# RECORD EXTRACTS:
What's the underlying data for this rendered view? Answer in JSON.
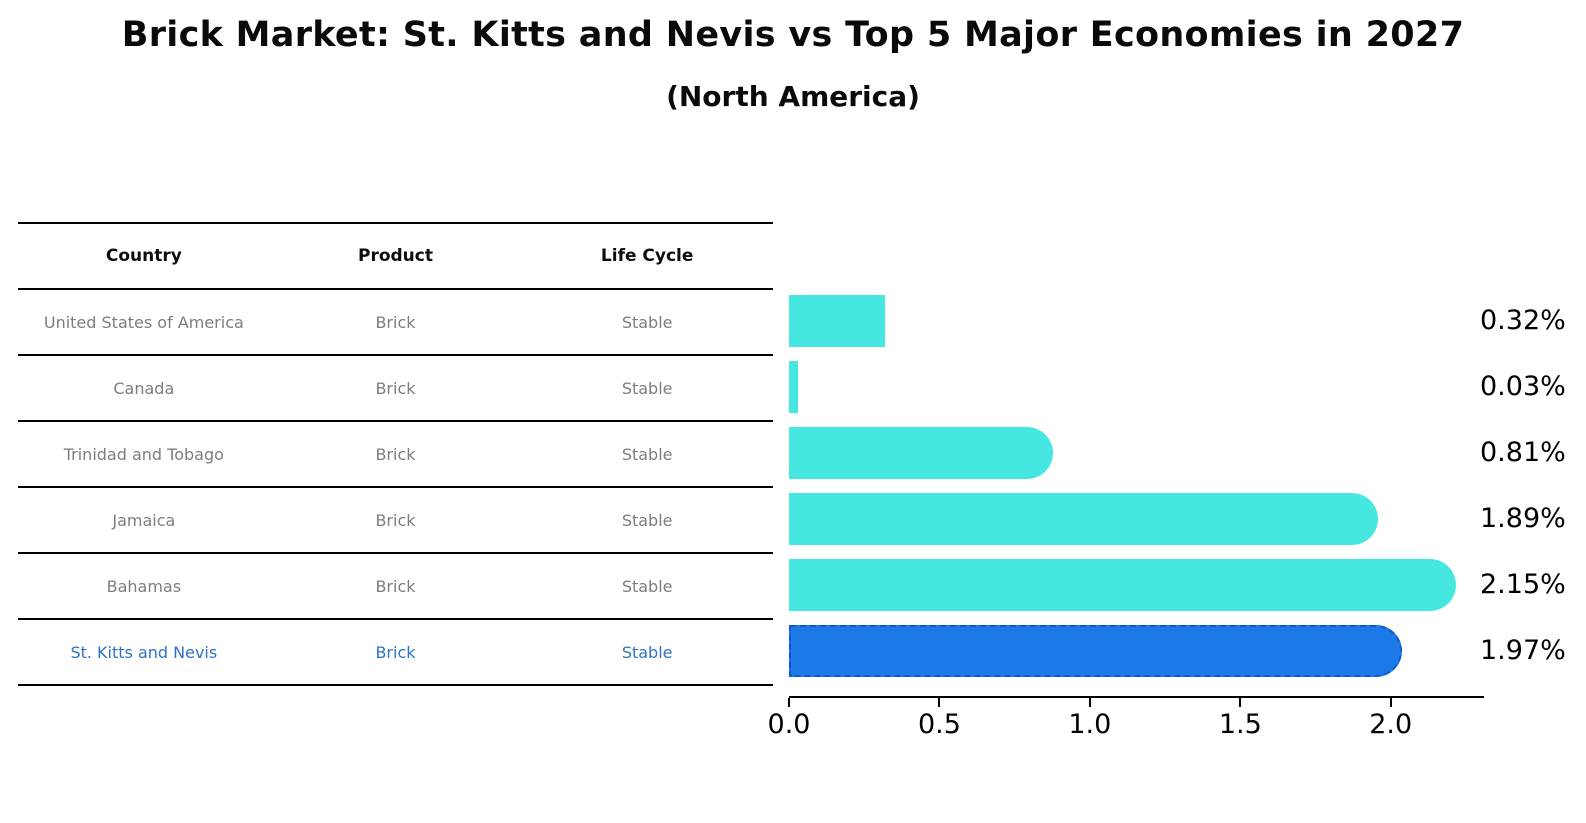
{
  "title": "Brick Market: St. Kitts and Nevis vs Top 5 Major Economies in 2027",
  "subtitle": "(North America)",
  "table": {
    "headers": [
      "Country",
      "Product",
      "Life Cycle"
    ],
    "rows": [
      {
        "country": "United States of America",
        "product": "Brick",
        "life_cycle": "Stable",
        "highlight": false
      },
      {
        "country": "Canada",
        "product": "Brick",
        "life_cycle": "Stable",
        "highlight": false
      },
      {
        "country": "Trinidad and Tobago",
        "product": "Brick",
        "life_cycle": "Stable",
        "highlight": false
      },
      {
        "country": "Jamaica",
        "product": "Brick",
        "life_cycle": "Stable",
        "highlight": false
      },
      {
        "country": "Bahamas",
        "product": "Brick",
        "life_cycle": "Stable",
        "highlight": false
      },
      {
        "country": "St. Kitts and Nevis",
        "product": "Brick",
        "life_cycle": "Stable",
        "highlight": true
      }
    ]
  },
  "chart_data": {
    "type": "bar",
    "orientation": "horizontal",
    "title": "Brick Market: St. Kitts and Nevis vs Top 5 Major Economies in 2027",
    "subtitle": "(North America)",
    "categories": [
      "United States of America",
      "Canada",
      "Trinidad and Tobago",
      "Jamaica",
      "Bahamas",
      "St. Kitts and Nevis"
    ],
    "values": [
      0.32,
      0.03,
      0.81,
      1.89,
      2.15,
      1.97
    ],
    "value_labels": [
      "0.32%",
      "0.03%",
      "0.81%",
      "1.89%",
      "2.15%",
      "1.97%"
    ],
    "x_ticks": [
      0.0,
      0.5,
      1.0,
      1.5,
      2.0
    ],
    "x_tick_labels": [
      "0.0",
      "0.5",
      "1.0",
      "1.5",
      "2.0"
    ],
    "xlim": [
      0,
      2.31
    ],
    "grid": false,
    "legend": false,
    "highlight_category": "St. Kitts and Nevis",
    "colors": {
      "bar": "#47e7e1",
      "highlight_bar": "#1c7ae8",
      "highlight_border": "#1356cf",
      "value_label": "#000000",
      "table_text": "#7d7d7d",
      "highlight_text": "#2d73c2"
    }
  }
}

# WRITTEN INSTRUCTION:
Write the entries above out again exactly, but not the pictures.

# ANSWER IN FULL:
What's the underlying data for this rendered view? Answer in JSON.
{
  "title": "Brick Market: St. Kitts and Nevis vs Top 5 Major Economies in 2027",
  "subtitle": "(North America)",
  "table": {
    "headers": [
      "Country",
      "Product",
      "Life Cycle"
    ],
    "rows": [
      {
        "country": "United States of America",
        "product": "Brick",
        "life_cycle": "Stable",
        "highlight": false
      },
      {
        "country": "Canada",
        "product": "Brick",
        "life_cycle": "Stable",
        "highlight": false
      },
      {
        "country": "Trinidad and Tobago",
        "product": "Brick",
        "life_cycle": "Stable",
        "highlight": false
      },
      {
        "country": "Jamaica",
        "product": "Brick",
        "life_cycle": "Stable",
        "highlight": false
      },
      {
        "country": "Bahamas",
        "product": "Brick",
        "life_cycle": "Stable",
        "highlight": false
      },
      {
        "country": "St. Kitts and Nevis",
        "product": "Brick",
        "life_cycle": "Stable",
        "highlight": true
      }
    ]
  },
  "chart_data": {
    "type": "bar",
    "orientation": "horizontal",
    "title": "Brick Market: St. Kitts and Nevis vs Top 5 Major Economies in 2027",
    "subtitle": "(North America)",
    "categories": [
      "United States of America",
      "Canada",
      "Trinidad and Tobago",
      "Jamaica",
      "Bahamas",
      "St. Kitts and Nevis"
    ],
    "values": [
      0.32,
      0.03,
      0.81,
      1.89,
      2.15,
      1.97
    ],
    "value_labels": [
      "0.32%",
      "0.03%",
      "0.81%",
      "1.89%",
      "2.15%",
      "1.97%"
    ],
    "x_ticks": [
      0.0,
      0.5,
      1.0,
      1.5,
      2.0
    ],
    "x_tick_labels": [
      "0.0",
      "0.5",
      "1.0",
      "1.5",
      "2.0"
    ],
    "xlim": [
      0,
      2.31
    ],
    "grid": false,
    "legend": false,
    "highlight_category": "St. Kitts and Nevis",
    "colors": {
      "bar": "#47e7e1",
      "highlight_bar": "#1c7ae8",
      "highlight_border": "#1356cf",
      "value_label": "#000000",
      "table_text": "#7d7d7d",
      "highlight_text": "#2d73c2"
    }
  }
}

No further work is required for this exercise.